Copy out all lines that carry the word "true".

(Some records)
-------

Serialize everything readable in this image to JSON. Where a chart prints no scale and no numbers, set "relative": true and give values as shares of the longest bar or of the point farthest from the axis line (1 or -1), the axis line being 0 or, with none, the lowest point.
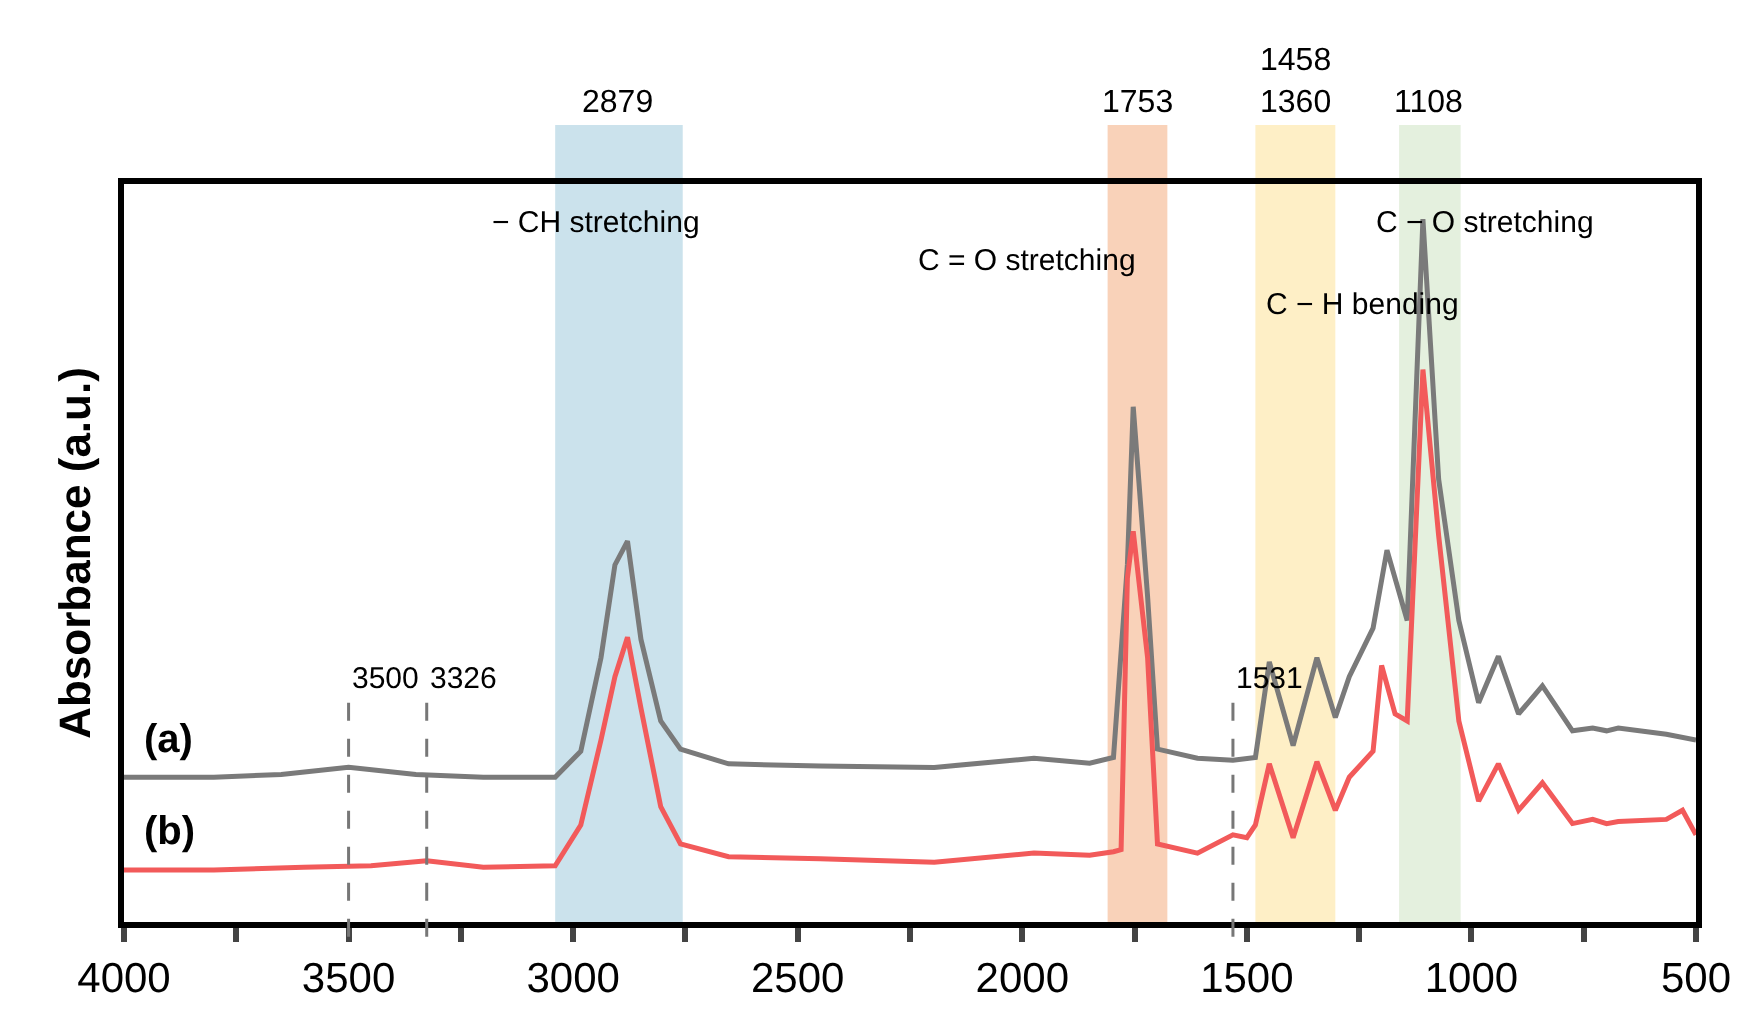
{
  "chart_data": {
    "type": "line",
    "ylabel": "Absorbance (a.u.)",
    "relative": true,
    "xlim": [
      4000,
      500
    ],
    "xticks": [
      4000,
      {
        "value": 3750,
        "label": null
      },
      3500,
      {
        "value": 3250,
        "label": null
      },
      3000,
      {
        "value": 2750,
        "label": null
      },
      2500,
      {
        "value": 2250,
        "label": null
      },
      2000,
      {
        "value": 1750,
        "label": null
      },
      1500,
      {
        "value": 1250,
        "label": null
      },
      1000,
      {
        "value": 750,
        "label": null
      },
      500
    ],
    "tick_labels": "x",
    "grid": false,
    "legend": false,
    "line_style": "solid",
    "marker": "none",
    "series": [
      {
        "name": "(a)",
        "color": "#7a7a7a",
        "x": [
          4000,
          3800,
          3650,
          3500,
          3350,
          3200,
          3040,
          2983,
          2938,
          2907,
          2879,
          2849,
          2805,
          2761,
          2654,
          2450,
          2196,
          1974,
          1850,
          1797,
          1766,
          1753,
          1721,
          1699,
          1610,
          1531,
          1481,
          1450,
          1397,
          1344,
          1303,
          1272,
          1219,
          1188,
          1143,
          1108,
          1073,
          1028,
          984,
          940,
          895,
          842,
          775,
          730,
          699,
          673,
          566,
          500
        ],
        "values": [
          0.206,
          0.206,
          0.21,
          0.22,
          0.21,
          0.206,
          0.206,
          0.243,
          0.376,
          0.508,
          0.542,
          0.402,
          0.286,
          0.246,
          0.225,
          0.222,
          0.22,
          0.233,
          0.226,
          0.234,
          0.508,
          0.733,
          0.463,
          0.246,
          0.233,
          0.23,
          0.234,
          0.37,
          0.251,
          0.376,
          0.291,
          0.349,
          0.418,
          0.529,
          0.429,
          1.0,
          0.63,
          0.429,
          0.312,
          0.378,
          0.296,
          0.336,
          0.272,
          0.276,
          0.272,
          0.276,
          0.267,
          0.259
        ]
      },
      {
        "name": "(b)",
        "color": "#f25a5a",
        "x": [
          4000,
          3800,
          3600,
          3450,
          3326,
          3200,
          3040,
          2983,
          2938,
          2907,
          2879,
          2849,
          2805,
          2761,
          2654,
          2450,
          2196,
          1974,
          1850,
          1797,
          1780,
          1766,
          1753,
          1721,
          1699,
          1610,
          1531,
          1500,
          1481,
          1450,
          1397,
          1344,
          1303,
          1272,
          1219,
          1200,
          1170,
          1143,
          1108,
          1073,
          1028,
          984,
          940,
          895,
          842,
          775,
          730,
          699,
          673,
          566,
          530,
          500
        ],
        "values": [
          0.074,
          0.074,
          0.078,
          0.08,
          0.087,
          0.078,
          0.08,
          0.138,
          0.259,
          0.349,
          0.405,
          0.304,
          0.164,
          0.111,
          0.093,
          0.09,
          0.085,
          0.098,
          0.095,
          0.1,
          0.103,
          0.489,
          0.556,
          0.376,
          0.111,
          0.098,
          0.124,
          0.12,
          0.138,
          0.225,
          0.12,
          0.228,
          0.159,
          0.206,
          0.243,
          0.365,
          0.296,
          0.286,
          0.786,
          0.55,
          0.286,
          0.172,
          0.225,
          0.159,
          0.198,
          0.14,
          0.146,
          0.14,
          0.143,
          0.146,
          0.159,
          0.124
        ]
      }
    ],
    "bands": [
      {
        "axis": "x",
        "from": 3040,
        "to": 2756,
        "label": "2879",
        "color": "#a9cfe0"
      },
      {
        "axis": "x",
        "from": 1810,
        "to": 1677,
        "label": "1753",
        "color": "#f5b48a"
      },
      {
        "axis": "x",
        "from": 1481,
        "to": 1303,
        "label": "1458\n1360",
        "color": "#fde5a0"
      },
      {
        "axis": "x",
        "from": 1161,
        "to": 1024,
        "label": "1108",
        "color": "#d2e6c8"
      }
    ],
    "ref_lines": [
      {
        "axis": "x",
        "value": 3500,
        "label": "3500",
        "color": "#777777",
        "line_style": "dashed"
      },
      {
        "axis": "x",
        "value": 3326,
        "label": "3326",
        "color": "#777777",
        "line_style": "dashed"
      },
      {
        "axis": "x",
        "value": 1531,
        "label": "1531",
        "color": "#777777",
        "line_style": "dashed"
      }
    ],
    "annotations": [
      "− CH stretching",
      "C = O stretching",
      "C − H bending",
      "C − O stretching"
    ]
  }
}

-------

## Task answer
Serialize everything readable in this image to JSON. Where a chart prints no scale and no numbers, set "relative": true and give values as shares of the longest bar or of the point farthest from the axis line (1 or -1), the axis line being 0 or, with none, the lowest point.
    "relative": true,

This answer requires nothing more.